* _THE TASK_
Your task is to transcribe all the entries exactly, excluding pictures.
··· EXTRACTED RECORDS ···
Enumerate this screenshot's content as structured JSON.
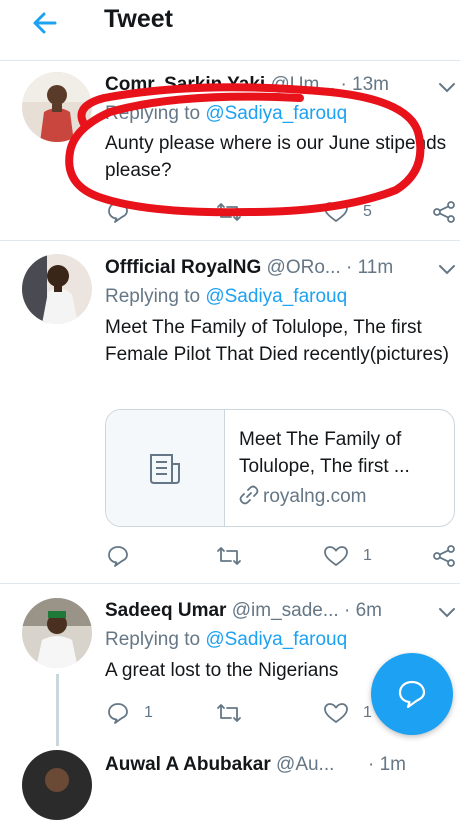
{
  "header": {
    "title": "Tweet"
  },
  "tweets": [
    {
      "name": "Comr. Sarkin Yaki",
      "handle": "@Um...",
      "dot": "·",
      "time": "13m",
      "replying_prefix": "Replying to ",
      "replying_to": "@Sadiya_farouq",
      "text": "Aunty please where is our June stipends please?",
      "likes": "5"
    },
    {
      "name": "Offficial RoyalNG",
      "handle": "@ORo...",
      "dot": "·",
      "time": "11m",
      "replying_prefix": "Replying to ",
      "replying_to": "@Sadiya_farouq",
      "text": "Meet The Family of Tolulope, The first Female Pilot That Died recently(pictures)",
      "card": {
        "title": "Meet The Family of Tolulope, The first ...",
        "domain": "royalng.com"
      },
      "likes": "1"
    },
    {
      "name": "Sadeeq Umar",
      "handle": "@im_sade...",
      "dot": "·",
      "time": "6m",
      "replying_prefix": "Replying to ",
      "replying_to": "@Sadiya_farouq",
      "text": "A great lost to the Nigerians",
      "replies": "1",
      "likes": "1"
    },
    {
      "name": "Auwal A Abubakar",
      "handle": "@Au...",
      "dot": "·",
      "time": "1m"
    }
  ],
  "colors": {
    "accent": "#1da1f2",
    "muted": "#657786",
    "annotation": "#e8121b"
  },
  "icons": [
    "back-arrow-icon",
    "chevron-down-icon",
    "reply-icon",
    "retweet-icon",
    "like-icon",
    "share-icon",
    "article-icon",
    "link-icon",
    "compose-reply-icon"
  ]
}
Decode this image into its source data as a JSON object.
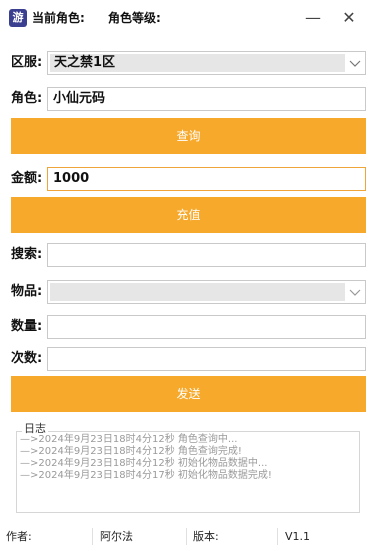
{
  "window": {
    "title_role": "当前角色:",
    "title_level": "角色等级:",
    "minimize_glyph": "—",
    "close_glyph": "✕"
  },
  "form": {
    "server_label": "区服:",
    "server_value": "天之禁1区",
    "role_label": "角色:",
    "role_value": "小仙元码",
    "query_button": "查询",
    "amount_label": "金额:",
    "amount_value": "1000",
    "recharge_button": "充值",
    "search_label": "搜索:",
    "search_value": "",
    "item_label": "物品:",
    "item_value": "",
    "quantity_label": "数量:",
    "quantity_value": "",
    "times_label": "次数:",
    "times_value": "",
    "send_button": "发送"
  },
  "log": {
    "title": "日志",
    "lines": [
      "—>2024年9月23日18时4分12秒 角色查询中...",
      "—>2024年9月23日18时4分12秒 角色查询完成!",
      "—>2024年9月23日18时4分12秒 初始化物品数据中...",
      "—>2024年9月23日18时4分17秒 初始化物品数据完成!"
    ]
  },
  "status": {
    "author_label": "作者:",
    "author_value": "阿尔法",
    "version_label": "版本:",
    "version_value": "V1.1"
  },
  "colors": {
    "accent": "#f7a92b",
    "focus_border": "#f0a53a",
    "log_text": "#9a9a9a"
  },
  "icons": [
    "app-icon",
    "chevron-down-icon"
  ]
}
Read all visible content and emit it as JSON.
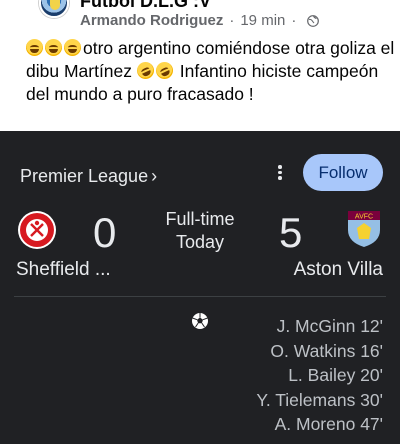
{
  "post": {
    "page_name": "Futbol D.L.G :V",
    "author": "Armando Rodriguez",
    "time": "19 min",
    "separator": "·",
    "text_part1": "otro argentino comiéndose otra goliza el dibu Martínez ",
    "text_part2": " Infantino hiciste campeón del mundo a puro fracasado !",
    "emojis": [
      "laughing-emoji",
      "laughing-emoji",
      "laughing-emoji",
      "rolling-laughing-emoji",
      "rolling-laughing-emoji"
    ]
  },
  "match_card": {
    "league": "Premier League",
    "league_chevron": "›",
    "follow_label": "Follow",
    "status_line1": "Full-time",
    "status_line2": "Today",
    "home": {
      "name": "Sheffield ...",
      "score": "0",
      "crest_color": "#d71920"
    },
    "away": {
      "name": "Aston Villa",
      "score": "5",
      "crest_color": "#95bfe5",
      "crest_text": "AVFC"
    },
    "scorers": [
      "J. McGinn 12'",
      "O. Watkins 16'",
      "L. Bailey 20'",
      "Y. Tielemans 30'",
      "A. Moreno 47'"
    ],
    "colors": {
      "background": "#202124",
      "follow_bg": "#a8c7fa",
      "text": "#e8eaed"
    }
  }
}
···
* _SOLUTION TO THIS TASK_
Enumerate this screenshot's content as structured JSON.
{
  "header": {
    "title": "Tweet"
  },
  "tweets": [
    {
      "name": "Comr. Sarkin Yaki",
      "handle": "@Um...",
      "dot": "·",
      "time": "13m",
      "replying_prefix": "Replying to ",
      "replying_to": "@Sadiya_farouq",
      "text": "Aunty please where is our June stipends please?",
      "likes": "5"
    },
    {
      "name": "Offficial RoyalNG",
      "handle": "@ORo...",
      "dot": "·",
      "time": "11m",
      "replying_prefix": "Replying to ",
      "replying_to": "@Sadiya_farouq",
      "text": "Meet The Family of Tolulope, The first Female Pilot That Died recently(pictures)",
      "card": {
        "title": "Meet The Family of Tolulope, The first ...",
        "domain": "royalng.com"
      },
      "likes": "1"
    },
    {
      "name": "Sadeeq Umar",
      "handle": "@im_sade...",
      "dot": "·",
      "time": "6m",
      "replying_prefix": "Replying to ",
      "replying_to": "@Sadiya_farouq",
      "text": "A great lost to the Nigerians",
      "replies": "1",
      "likes": "1"
    },
    {
      "name": "Auwal A Abubakar",
      "handle": "@Au...",
      "dot": "·",
      "time": "1m"
    }
  ],
  "colors": {
    "accent": "#1da1f2",
    "muted": "#657786",
    "annotation": "#e8121b"
  },
  "icons": [
    "back-arrow-icon",
    "chevron-down-icon",
    "reply-icon",
    "retweet-icon",
    "like-icon",
    "share-icon",
    "article-icon",
    "link-icon",
    "compose-reply-icon"
  ]
}
Decode this image into its source data as a JSON object.
{
  "window": {
    "title_role": "当前角色:",
    "title_level": "角色等级:",
    "minimize_glyph": "—",
    "close_glyph": "✕"
  },
  "form": {
    "server_label": "区服:",
    "server_value": "天之禁1区",
    "role_label": "角色:",
    "role_value": "小仙元码",
    "query_button": "查询",
    "amount_label": "金额:",
    "amount_value": "1000",
    "recharge_button": "充值",
    "search_label": "搜索:",
    "search_value": "",
    "item_label": "物品:",
    "item_value": "",
    "quantity_label": "数量:",
    "quantity_value": "",
    "times_label": "次数:",
    "times_value": "",
    "send_button": "发送"
  },
  "log": {
    "title": "日志",
    "lines": [
      "—>2024年9月23日18时4分12秒 角色查询中...",
      "—>2024年9月23日18时4分12秒 角色查询完成!",
      "—>2024年9月23日18时4分12秒 初始化物品数据中...",
      "—>2024年9月23日18时4分17秒 初始化物品数据完成!"
    ]
  },
  "status": {
    "author_label": "作者:",
    "author_value": "阿尔法",
    "version_label": "版本:",
    "version_value": "V1.1"
  },
  "colors": {
    "accent": "#f7a92b",
    "focus_border": "#f0a53a",
    "log_text": "#9a9a9a"
  },
  "icons": [
    "app-icon",
    "chevron-down-icon"
  ]
}
Read all visible content and emit it as JSON.
{
  "post": {
    "page_name": "Futbol D.L.G :V",
    "author": "Armando Rodriguez",
    "time": "19 min",
    "separator": "·",
    "text_part1": "otro argentino comiéndose otra goliza el dibu Martínez ",
    "text_part2": " Infantino hiciste campeón del mundo a puro fracasado !",
    "emojis": [
      "laughing-emoji",
      "laughing-emoji",
      "laughing-emoji",
      "rolling-laughing-emoji",
      "rolling-laughing-emoji"
    ]
  },
  "match_card": {
    "league": "Premier League",
    "league_chevron": "›",
    "follow_label": "Follow",
    "status_line1": "Full-time",
    "status_line2": "Today",
    "home": {
      "name": "Sheffield ...",
      "score": "0",
      "crest_color": "#d71920"
    },
    "away": {
      "name": "Aston Villa",
      "score": "5",
      "crest_color": "#95bfe5",
      "crest_text": "AVFC"
    },
    "scorers": [
      "J. McGinn 12'",
      "O. Watkins 16'",
      "L. Bailey 20'",
      "Y. Tielemans 30'",
      "A. Moreno 47'"
    ],
    "colors": {
      "background": "#202124",
      "follow_bg": "#a8c7fa",
      "text": "#e8eaed"
    }
  }
}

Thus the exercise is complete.